**The problem**
Filter the entries below, keeping only lines with the word "mainly".

**Data for analysis**
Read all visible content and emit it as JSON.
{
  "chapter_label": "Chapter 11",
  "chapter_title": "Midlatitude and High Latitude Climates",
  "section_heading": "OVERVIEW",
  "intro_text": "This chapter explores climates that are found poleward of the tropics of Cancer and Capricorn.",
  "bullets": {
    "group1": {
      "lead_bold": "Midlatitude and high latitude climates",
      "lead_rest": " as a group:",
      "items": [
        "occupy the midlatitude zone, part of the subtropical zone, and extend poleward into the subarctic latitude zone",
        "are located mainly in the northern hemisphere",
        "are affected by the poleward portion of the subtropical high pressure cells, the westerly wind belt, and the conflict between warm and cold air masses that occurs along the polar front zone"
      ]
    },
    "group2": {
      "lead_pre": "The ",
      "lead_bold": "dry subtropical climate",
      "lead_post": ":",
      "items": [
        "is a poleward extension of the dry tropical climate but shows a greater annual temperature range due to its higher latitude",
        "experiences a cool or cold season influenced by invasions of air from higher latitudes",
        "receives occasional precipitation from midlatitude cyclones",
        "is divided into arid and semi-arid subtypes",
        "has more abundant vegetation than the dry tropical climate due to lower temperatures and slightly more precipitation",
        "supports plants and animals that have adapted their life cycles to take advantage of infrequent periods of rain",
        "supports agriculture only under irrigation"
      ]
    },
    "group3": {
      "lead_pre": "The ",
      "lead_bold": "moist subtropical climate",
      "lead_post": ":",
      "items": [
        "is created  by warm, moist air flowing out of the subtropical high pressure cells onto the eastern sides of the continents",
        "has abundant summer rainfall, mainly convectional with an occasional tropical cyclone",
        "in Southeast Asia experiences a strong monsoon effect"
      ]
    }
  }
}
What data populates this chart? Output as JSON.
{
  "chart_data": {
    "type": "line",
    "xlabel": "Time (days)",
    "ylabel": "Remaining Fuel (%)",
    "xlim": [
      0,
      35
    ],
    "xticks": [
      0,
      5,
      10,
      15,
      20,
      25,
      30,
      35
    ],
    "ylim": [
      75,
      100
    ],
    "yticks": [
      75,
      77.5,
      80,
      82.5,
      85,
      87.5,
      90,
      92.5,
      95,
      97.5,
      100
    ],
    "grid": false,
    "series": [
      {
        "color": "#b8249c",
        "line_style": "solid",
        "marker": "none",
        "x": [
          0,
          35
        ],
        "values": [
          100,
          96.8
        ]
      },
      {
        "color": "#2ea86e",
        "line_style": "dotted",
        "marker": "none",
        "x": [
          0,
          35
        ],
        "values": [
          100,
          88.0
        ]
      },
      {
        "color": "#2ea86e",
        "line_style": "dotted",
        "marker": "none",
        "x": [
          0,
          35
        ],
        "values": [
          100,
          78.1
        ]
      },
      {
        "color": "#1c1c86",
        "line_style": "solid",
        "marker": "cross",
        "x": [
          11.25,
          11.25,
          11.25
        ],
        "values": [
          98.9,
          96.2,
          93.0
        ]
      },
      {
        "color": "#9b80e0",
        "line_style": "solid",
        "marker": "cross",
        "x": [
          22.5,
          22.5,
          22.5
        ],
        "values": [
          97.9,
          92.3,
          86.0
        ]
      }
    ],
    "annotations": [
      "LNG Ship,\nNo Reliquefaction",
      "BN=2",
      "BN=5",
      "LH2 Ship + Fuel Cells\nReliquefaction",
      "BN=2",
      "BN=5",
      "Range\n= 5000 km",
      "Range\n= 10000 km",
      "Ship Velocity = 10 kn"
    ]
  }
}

**Exercise answer**
        "are located mainly in the northern hemisphere",
        "has abundant summer rainfall, mainly convectional with an occasional tropical cyclone",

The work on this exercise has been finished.